- Written problem
Read the records and write them out again exactly.

====== Input

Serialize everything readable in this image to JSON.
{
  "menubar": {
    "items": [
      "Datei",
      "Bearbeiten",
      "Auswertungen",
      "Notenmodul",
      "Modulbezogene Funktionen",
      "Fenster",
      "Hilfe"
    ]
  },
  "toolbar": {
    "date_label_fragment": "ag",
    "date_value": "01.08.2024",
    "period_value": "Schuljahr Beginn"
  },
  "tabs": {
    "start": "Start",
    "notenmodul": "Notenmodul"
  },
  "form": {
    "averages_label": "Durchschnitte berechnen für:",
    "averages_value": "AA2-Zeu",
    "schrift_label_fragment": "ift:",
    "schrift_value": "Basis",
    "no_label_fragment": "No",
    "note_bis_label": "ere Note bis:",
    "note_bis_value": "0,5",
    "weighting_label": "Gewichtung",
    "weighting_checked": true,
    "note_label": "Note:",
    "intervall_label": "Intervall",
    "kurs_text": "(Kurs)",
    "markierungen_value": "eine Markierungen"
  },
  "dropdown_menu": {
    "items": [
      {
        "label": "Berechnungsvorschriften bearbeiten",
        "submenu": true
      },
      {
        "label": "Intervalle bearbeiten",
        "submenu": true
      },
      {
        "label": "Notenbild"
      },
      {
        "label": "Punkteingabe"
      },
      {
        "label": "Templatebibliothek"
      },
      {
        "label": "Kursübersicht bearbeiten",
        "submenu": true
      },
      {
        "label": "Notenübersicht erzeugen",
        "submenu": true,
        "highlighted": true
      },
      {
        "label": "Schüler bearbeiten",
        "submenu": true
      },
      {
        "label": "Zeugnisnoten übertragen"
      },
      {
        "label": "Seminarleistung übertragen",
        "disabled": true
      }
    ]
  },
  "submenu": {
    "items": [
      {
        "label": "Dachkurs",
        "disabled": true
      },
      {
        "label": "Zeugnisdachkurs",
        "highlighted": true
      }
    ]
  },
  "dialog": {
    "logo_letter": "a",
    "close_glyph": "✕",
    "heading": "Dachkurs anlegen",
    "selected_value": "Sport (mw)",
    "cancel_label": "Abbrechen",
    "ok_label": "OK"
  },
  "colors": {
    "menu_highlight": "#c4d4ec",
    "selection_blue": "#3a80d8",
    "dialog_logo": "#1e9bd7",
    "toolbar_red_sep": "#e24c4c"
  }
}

============

- Completed task
Serialize everything readable in this image to JSON.
{
  "menubar": {
    "items": [
      "Datei",
      "Bearbeiten",
      "Auswertungen",
      "Notenmodul",
      "Modulbezogene Funktionen",
      "Fenster",
      "Hilfe"
    ]
  },
  "toolbar": {
    "date_label_fragment": "ag",
    "date_value": "01.08.2024",
    "period_value": "Schuljahr Beginn"
  },
  "tabs": {
    "start": "Start",
    "notenmodul": "Notenmodul"
  },
  "form": {
    "averages_label": "Durchschnitte berechnen für:",
    "averages_value": "AA2-Zeu",
    "schrift_label_fragment": "ift:",
    "schrift_value": "Basis",
    "no_label_fragment": "No",
    "note_bis_label": "ere Note bis:",
    "note_bis_value": "0,5",
    "weighting_label": "Gewichtung",
    "weighting_checked": true,
    "note_label": "Note:",
    "intervall_label": "Intervall",
    "kurs_text": "(Kurs)",
    "markierungen_value": "eine Markierungen"
  },
  "dropdown_menu": {
    "items": [
      {
        "label": "Berechnungsvorschriften bearbeiten",
        "submenu": true
      },
      {
        "label": "Intervalle bearbeiten",
        "submenu": true
      },
      {
        "label": "Notenbild"
      },
      {
        "label": "Punkteingabe"
      },
      {
        "label": "Templatebibliothek"
      },
      {
        "label": "Kursübersicht bearbeiten",
        "submenu": true
      },
      {
        "label": "Notenübersicht erzeugen",
        "submenu": true,
        "highlighted": true
      },
      {
        "label": "Schüler bearbeiten",
        "submenu": true
      },
      {
        "label": "Zeugnisnoten übertragen"
      },
      {
        "label": "Seminarleistung übertragen",
        "disabled": true
      }
    ]
  },
  "submenu": {
    "items": [
      {
        "label": "Dachkurs",
        "disabled": true
      },
      {
        "label": "Zeugnisdachkurs",
        "highlighted": true
      }
    ]
  },
  "dialog": {
    "logo_letter": "a",
    "close_glyph": "✕",
    "heading": "Dachkurs anlegen",
    "selected_value": "Sport (mw)",
    "cancel_label": "Abbrechen",
    "ok_label": "OK"
  },
  "colors": {
    "menu_highlight": "#c4d4ec",
    "selection_blue": "#3a80d8",
    "dialog_logo": "#1e9bd7",
    "toolbar_red_sep": "#e24c4c"
  }
}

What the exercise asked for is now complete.